- **The task**
What number of lines contain the word "брендов"? Reply with the number and nothing else.

- **Input rows**
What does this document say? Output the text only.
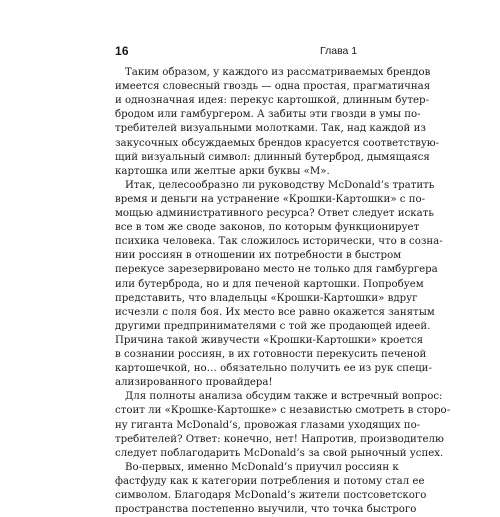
16	Глава 1
Таким образом, у каждого из рассматриваемых брендов
имеется словесный гвоздь — одна простая, прагматичная
и однозначная идея: перекус картошкой, длинным бутер-
бродом или гамбургером. А забиты эти гвозди в умы по-
требителей визуальными молотками. Так, над каждой из
закусочных обсуждаемых брендов красуется соответствую-
щий визуальный символ: длинный бутерброд, дымящаяся
картошка или желтые арки буквы «М».
Итак, целесообразно ли руководству McDonald’s тратить
время и деньги на устранение «Крошки-Картошки» с по-
мощью административного ресурса? Ответ следует искать
все в том же своде законов, по которым функционирует
психика человека. Так сложилось исторически, что в созна-
нии россиян в отношении их потребности в быстром
перекусе зарезервировано место не только для гамбургера
или бутерброда, но и для печеной картошки. Попробуем
представить, что владельцы «Крошки-Картошки» вдруг
исчезли с поля боя. Их место все равно окажется занятым
другими предпринимателями с той же продающей идеей.
Причина такой живучести «Крошки-Картошки» кроется
в сознании россиян, в их готовности перекусить печеной
картошечкой, но… обязательно получить ее из рук специ-
ализированного провайдера!
Для полноты анализа обсудим также и встречный вопрос:
стоит ли «Крошке-Картошке» с независтью смотреть в сторо-
ну гиганта McDonald’s, провожая глазами уходящих по-
требителей? Ответ: конечно, нет! Напротив, производителю
следует поблагодарить McDonald’s за свой рыночный успех.
Во-первых, именно McDonald’s приучил россиян к
фастфуду как к категории потребления и потому стал ее
символом. Благодаря McDonald’s жители постсоветского
пространства постепенно выучили, что точка быстрого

- **Result of this task**
2